◆ Annotations of layout elements:

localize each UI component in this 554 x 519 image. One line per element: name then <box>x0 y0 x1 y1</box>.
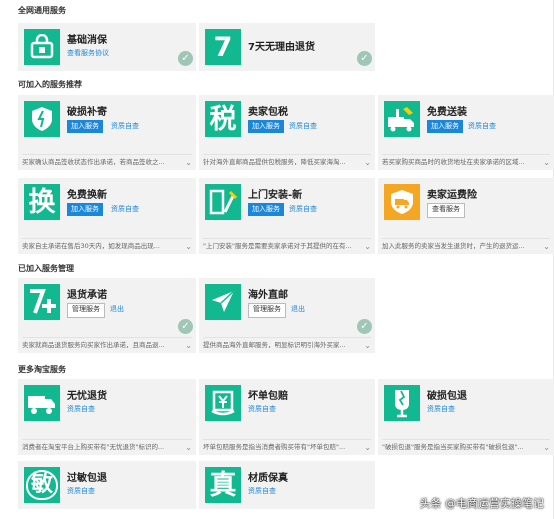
expand-chevron-icon[interactable]: ⌄ <box>364 440 371 455</box>
section-title-recommended: 可加入的服务推荐 <box>18 80 82 89</box>
service-card-seller-tax: 税 卖家包税 加入服务 资质自查 针对海外直邮商品提供包税服务，降低买家海淘..… <box>199 95 375 170</box>
allergy-icon: 敏 <box>24 467 60 503</box>
joined-check-icon: ✓ <box>178 319 193 334</box>
section-title-universal: 全网通用服务 <box>18 6 66 15</box>
expand-chevron-icon[interactable]: ⌄ <box>364 239 371 254</box>
service-name: 免费送装 <box>427 107 467 118</box>
shopping-bag-icon <box>24 29 60 65</box>
seven-icon: 7 <box>205 29 241 65</box>
authentic-icon: 真 <box>205 467 241 503</box>
expand-chevron-icon[interactable]: ⌄ <box>543 239 550 254</box>
join-service-button[interactable]: 加入服务 <box>248 120 284 133</box>
expand-chevron-icon[interactable]: ⌄ <box>185 239 192 254</box>
service-name: 卖家运费险 <box>427 190 477 201</box>
qualification-check-link[interactable]: 资质自查 <box>427 403 455 416</box>
watermark-text: 头条 @电商运营实操笔记 <box>419 497 545 510</box>
service-name: 免费换新 <box>67 190 107 201</box>
service-name: 基础消保 <box>67 35 107 46</box>
service-card-worry-free-return: 无忧退货 资质自查 消费者在淘宝平台上购买带有"无忧退货"标识的... ⌄ <box>18 379 196 455</box>
return-promise-icon <box>24 284 60 320</box>
service-name: 7天无理由退货 <box>248 42 315 53</box>
service-card-overseas-direct: 海外直邮 管理服务 退出 ✓ 提供商品海外直邮服务，明显标识明引海外买家... ⌄ <box>199 278 375 353</box>
truck-icon <box>24 385 60 421</box>
service-description: 加入此服务的卖家当发生退货时，产生的退货运... ⌄ <box>382 238 550 254</box>
compensation-icon <box>205 385 241 421</box>
manage-service-button[interactable]: 管理服务 <box>67 303 105 318</box>
exchange-icon: 换 <box>24 184 60 220</box>
service-name: 无忧退货 <box>67 391 107 402</box>
expand-chevron-icon[interactable]: ⌄ <box>185 338 192 353</box>
expand-chevron-icon[interactable]: ⌄ <box>364 338 371 353</box>
join-service-button[interactable]: 加入服务 <box>67 120 103 133</box>
expand-chevron-icon[interactable]: ⌄ <box>543 155 550 170</box>
shield-icon <box>24 101 60 137</box>
service-card-damage-resend: 破损补寄 加入服务 资质自查 买家确认商品签收状态作出承诺，若商品签收之... ⌄ <box>18 95 196 170</box>
service-name: 破损包退 <box>427 391 467 402</box>
exit-service-link[interactable]: 退出 <box>110 303 124 316</box>
qualification-check-link[interactable]: 资质自查 <box>67 485 95 498</box>
service-description: "破损包退"服务是指当买家购买带有"破损包退"... ⌄ <box>382 439 550 455</box>
freight-insurance-icon <box>384 184 420 220</box>
service-description: 针对海外直邮商品提供包税服务，降低买家海淘... ⌄ <box>203 154 371 170</box>
service-description: 卖家自主承诺在售后30天内，如发现商品出现... ⌄ <box>22 238 192 254</box>
service-description: 卖家就商品退货服务向买家作出承诺，且商品退... ⌄ <box>22 337 192 353</box>
service-name: 破损补寄 <box>67 107 107 118</box>
section-title-more: 更多淘宝服务 <box>18 365 66 374</box>
service-description: 坏单包赔服务是指当消费者购买带有"坏单包赔"... ⌄ <box>203 439 371 455</box>
section-title-joined: 已加入服务管理 <box>18 264 74 273</box>
service-card-damage-return: 破损包退 资质自查 "破损包退"服务是指当买家购买带有"破损包退"... ⌄ <box>378 379 554 455</box>
service-card-material-authentic: 真 材质保真 资质自查 <box>199 461 375 509</box>
joined-check-icon: ✓ <box>357 319 372 334</box>
view-service-button[interactable]: 查看服务 <box>427 203 465 218</box>
service-name: 上门安装-新 <box>248 190 303 201</box>
tax-icon: 税 <box>205 101 241 137</box>
delivery-install-icon <box>384 101 420 137</box>
qualification-check-link[interactable]: 资质自查 <box>248 403 276 416</box>
exit-service-link[interactable]: 退出 <box>291 303 305 316</box>
service-description: 买家确认商品签收状态作出承诺，若商品签收之... ⌄ <box>22 154 192 170</box>
service-name: 退货承诺 <box>67 290 107 301</box>
service-description: "上门安装"服务是需要卖家承诺对于其提供的在有... ⌄ <box>203 238 371 254</box>
qualification-check-link[interactable]: 资质自查 <box>67 403 95 416</box>
service-name: 海外直邮 <box>248 290 288 301</box>
broken-glass-icon <box>384 385 420 421</box>
expand-chevron-icon[interactable]: ⌄ <box>185 155 192 170</box>
qualification-check-link[interactable]: 资质自查 <box>289 203 317 216</box>
service-card-allergy-return: 敏 过敏包退 资质自查 <box>18 461 196 509</box>
service-card-free-exchange: 换 免费换新 加入服务 资质自查 卖家自主承诺在售后30天内，如发现商品出现..… <box>18 178 196 254</box>
qualification-check-link[interactable]: 资质自查 <box>468 120 496 133</box>
join-service-button[interactable]: 加入服务 <box>427 120 463 133</box>
join-service-button[interactable]: 加入服务 <box>248 203 284 216</box>
service-card-freight-insurance: 卖家运费险 查看服务 加入此服务的卖家当发生退货时，产生的退货运... ⌄ <box>378 178 554 254</box>
service-card-door-install: 上门安装-新 加入服务 资质自查 "上门安装"服务是需要卖家承诺对于其提供的在有… <box>199 178 375 254</box>
service-card-7day-return: 7 7天无理由退货 ✓ <box>199 23 375 71</box>
manage-service-button[interactable]: 管理服务 <box>248 303 286 318</box>
joined-check-icon: ✓ <box>178 51 193 66</box>
view-agreement-link[interactable]: 查看服务协议 <box>67 47 109 60</box>
service-name: 材质保真 <box>248 473 288 484</box>
qualification-check-link[interactable]: 资质自查 <box>248 485 276 498</box>
service-name: 坏单包赔 <box>248 391 288 402</box>
service-description: 若买家购买商品时的收货地址在卖家承诺的区域... ⌄ <box>382 154 550 170</box>
service-description: 提供商品海外直邮服务，明显标识明引海外买家... ⌄ <box>203 337 371 353</box>
service-card-basic-protection: 基础消保 查看服务协议 ✓ <box>18 23 196 71</box>
qualification-check-link[interactable]: 资质自查 <box>111 120 139 133</box>
expand-chevron-icon[interactable]: ⌄ <box>543 440 550 455</box>
service-name: 过敏包退 <box>67 473 107 484</box>
service-description: 消费者在淘宝平台上购买带有"无忧退货"标识的... ⌄ <box>22 439 192 455</box>
joined-check-icon: ✓ <box>357 51 372 66</box>
join-service-button[interactable]: 加入服务 <box>67 203 103 216</box>
door-install-icon <box>205 184 241 220</box>
expand-chevron-icon[interactable]: ⌄ <box>185 440 192 455</box>
airplane-icon <box>205 284 241 320</box>
service-card-bad-order-compensation: 坏单包赔 资质自查 坏单包赔服务是指当消费者购买带有"坏单包赔"... ⌄ <box>199 379 375 455</box>
service-card-return-promise: 退货承诺 管理服务 退出 ✓ 卖家就商品退货服务向买家作出承诺，且商品退... ⌄ <box>18 278 196 353</box>
qualification-check-link[interactable]: 资质自查 <box>111 203 139 216</box>
service-card-free-delivery-install: 免费送装 加入服务 资质自查 若买家购买商品时的收货地址在卖家承诺的区域... ⌄ <box>378 95 554 170</box>
service-name: 卖家包税 <box>248 107 288 118</box>
qualification-check-link[interactable]: 资质自查 <box>289 120 317 133</box>
expand-chevron-icon[interactable]: ⌄ <box>364 155 371 170</box>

◆ Your instructions: Rewrite every line of the listing above as a numbered list, dropping any blank lines and leaving out the pictures.

◆ Solution for this exercise:
1. localize each UI component in this 554 x 519 image. One line per element: name then <box>x0 y0 x1 y1</box>.
2. expand-chevron-icon[interactable]: ⌄ <box>364 440 371 455</box>
3. section-title-recommended: 可加入的服务推荐 <box>18 80 82 89</box>
4. service-card-seller-tax: 税 卖家包税 加入服务 资质自查 针对海外直邮商品提供包税服务，降低买家海淘..… <box>199 95 375 170</box>
5. allergy-icon: 敏 <box>24 467 60 503</box>
6. joined-check-icon: ✓ <box>178 319 193 334</box>
7. section-title-universal: 全网通用服务 <box>18 6 66 15</box>
8. expand-chevron-icon[interactable]: ⌄ <box>364 239 371 254</box>
9. service-name: 免费送装 <box>427 107 467 118</box>
10. shopping-bag-icon <box>24 29 60 65</box>
11. seven-icon: 7 <box>205 29 241 65</box>
12. authentic-icon: 真 <box>205 467 241 503</box>
13. expand-chevron-icon[interactable]: ⌄ <box>543 239 550 254</box>
14. join-service-button[interactable]: 加入服务 <box>248 120 284 133</box>
15. expand-chevron-icon[interactable]: ⌄ <box>185 239 192 254</box>
16. service-name: 卖家运费险 <box>427 190 477 201</box>
17. qualification-check-link[interactable]: 资质自查 <box>427 403 455 416</box>
18. watermark-text: 头条 @电商运营实操笔记 <box>419 497 545 510</box>
19. service-name: 免费换新 <box>67 190 107 201</box>
20. service-name: 基础消保 <box>67 35 107 46</box>
21. service-card-worry-free-return: 无忧退货 资质自查 消费者在淘宝平台上购买带有"无忧退货"标识的... ⌄ <box>18 379 196 455</box>
22. return-promise-icon <box>24 284 60 320</box>
23. service-name: 7天无理由退货 <box>248 42 315 53</box>
24. service-card-overseas-direct: 海外直邮 管理服务 退出 ✓ 提供商品海外直邮服务，明显标识明引海外买家... ⌄ <box>199 278 375 353</box>
25. truck-icon <box>24 385 60 421</box>
26. service-description: 加入此服务的卖家当发生退货时，产生的退货运... ⌄ <box>382 238 550 254</box>
27. compensation-icon <box>205 385 241 421</box>
28. manage-service-button[interactable]: 管理服务 <box>67 303 105 318</box>
29. exchange-icon: 换 <box>24 184 60 220</box>
30. service-name: 无忧退货 <box>67 391 107 402</box>
31. expand-chevron-icon[interactable]: ⌄ <box>185 338 192 353</box>
32. expand-chevron-icon[interactable]: ⌄ <box>364 338 371 353</box>
33. join-service-button[interactable]: 加入服务 <box>67 120 103 133</box>
34. expand-chevron-icon[interactable]: ⌄ <box>543 155 550 170</box>
35. shield-icon <box>24 101 60 137</box>
36. service-card-damage-resend: 破损补寄 加入服务 资质自查 买家确认商品签收状态作出承诺，若商品签收之... ⌄ <box>18 95 196 170</box>
37. service-name: 破损包退 <box>427 391 467 402</box>
38. exit-service-link[interactable]: 退出 <box>110 303 124 316</box>
39. qualification-check-link[interactable]: 资质自查 <box>67 485 95 498</box>
40. service-description: "破损包退"服务是指当买家购买带有"破损包退"... ⌄ <box>382 439 550 455</box>
41. freight-insurance-icon <box>384 184 420 220</box>
42. service-description: 针对海外直邮商品提供包税服务，降低买家海淘... ⌄ <box>203 154 371 170</box>
43. service-description: 卖家自主承诺在售后30天内，如发现商品出现... ⌄ <box>22 238 192 254</box>
44. service-description: 卖家就商品退货服务向买家作出承诺，且商品退... ⌄ <box>22 337 192 353</box>
45. service-name: 破损补寄 <box>67 107 107 118</box>
46. section-title-more: 更多淘宝服务 <box>18 365 66 374</box>
47. service-description: 坏单包赔服务是指当消费者购买带有"坏单包赔"... ⌄ <box>203 439 371 455</box>
48. section-title-joined: 已加入服务管理 <box>18 264 74 273</box>
49. service-card-damage-return: 破损包退 资质自查 "破损包退"服务是指当买家购买带有"破损包退"... ⌄ <box>378 379 554 455</box>
50. service-card-material-authentic: 真 材质保真 资质自查 <box>199 461 375 509</box>
51. joined-check-icon: ✓ <box>357 319 372 334</box>
52. view-service-button[interactable]: 查看服务 <box>427 203 465 218</box>
53. service-name: 上门安装-新 <box>248 190 303 201</box>
54. tax-icon: 税 <box>205 101 241 137</box>
55. delivery-install-icon <box>384 101 420 137</box>
56. qualification-check-link[interactable]: 资质自查 <box>248 403 276 416</box>
57. exit-service-link[interactable]: 退出 <box>291 303 305 316</box>
58. service-description: 买家确认商品签收状态作出承诺，若商品签收之... ⌄ <box>22 154 192 170</box>
59. service-name: 退货承诺 <box>67 290 107 301</box>
60. service-description: "上门安装"服务是需要卖家承诺对于其提供的在有... ⌄ <box>203 238 371 254</box>
61. qualification-check-link[interactable]: 资质自查 <box>67 403 95 416</box>
62. service-name: 海外直邮 <box>248 290 288 301</box>
63. broken-glass-icon <box>384 385 420 421</box>
64. expand-chevron-icon[interactable]: ⌄ <box>185 155 192 170</box>
65. qualification-check-link[interactable]: 资质自查 <box>289 203 317 216</box>
66. service-card-allergy-return: 敏 过敏包退 资质自查 <box>18 461 196 509</box>
67. service-card-free-exchange: 换 免费换新 加入服务 资质自查 卖家自主承诺在售后30天内，如发现商品出现..… <box>18 178 196 254</box>
68. qualification-check-link[interactable]: 资质自查 <box>468 120 496 133</box>
69. join-service-button[interactable]: 加入服务 <box>427 120 463 133</box>
70. join-service-button[interactable]: 加入服务 <box>248 203 284 216</box>
71. service-card-freight-insurance: 卖家运费险 查看服务 加入此服务的卖家当发生退货时，产生的退货运... ⌄ <box>378 178 554 254</box>
72. service-card-door-install: 上门安装-新 加入服务 资质自查 "上门安装"服务是需要卖家承诺对于其提供的在有… <box>199 178 375 254</box>
73. service-card-7day-return: 7 7天无理由退货 ✓ <box>199 23 375 71</box>
74. manage-service-button[interactable]: 管理服务 <box>248 303 286 318</box>
75. joined-check-icon: ✓ <box>178 51 193 66</box>
76. view-agreement-link[interactable]: 查看服务协议 <box>67 47 109 60</box>
77. service-name: 材质保真 <box>248 473 288 484</box>
78. qualification-check-link[interactable]: 资质自查 <box>248 485 276 498</box>
79. service-name: 坏单包赔 <box>248 391 288 402</box>
80. service-description: 若买家购买商品时的收货地址在卖家承诺的区域... ⌄ <box>382 154 550 170</box>
81. service-description: 提供商品海外直邮服务，明显标识明引海外买家... ⌄ <box>203 337 371 353</box>
82. service-card-basic-protection: 基础消保 查看服务协议 ✓ <box>18 23 196 71</box>
83. qualification-check-link[interactable]: 资质自查 <box>111 120 139 133</box>
84. expand-chevron-icon[interactable]: ⌄ <box>543 440 550 455</box>
85. service-name: 过敏包退 <box>67 473 107 484</box>
86. service-description: 消费者在淘宝平台上购买带有"无忧退货"标识的... ⌄ <box>22 439 192 455</box>
87. joined-check-icon: ✓ <box>357 51 372 66</box>
88. join-service-button[interactable]: 加入服务 <box>67 203 103 216</box>
89. door-install-icon <box>205 184 241 220</box>
90. expand-chevron-icon[interactable]: ⌄ <box>185 440 192 455</box>
91. airplane-icon <box>205 284 241 320</box>
92. service-card-bad-order-compensation: 坏单包赔 资质自查 坏单包赔服务是指当消费者购买带有"坏单包赔"... ⌄ <box>199 379 375 455</box>
93. service-card-return-promise: 退货承诺 管理服务 退出 ✓ 卖家就商品退货服务向买家作出承诺，且商品退... ⌄ <box>18 278 196 353</box>
94. qualification-check-link[interactable]: 资质自查 <box>111 203 139 216</box>
95. service-card-free-delivery-install: 免费送装 加入服务 资质自查 若买家购买商品时的收货地址在卖家承诺的区域... ⌄ <box>378 95 554 170</box>
96. service-name: 卖家包税 <box>248 107 288 118</box>
97. qualification-check-link[interactable]: 资质自查 <box>289 120 317 133</box>
98. expand-chevron-icon[interactable]: ⌄ <box>364 155 371 170</box>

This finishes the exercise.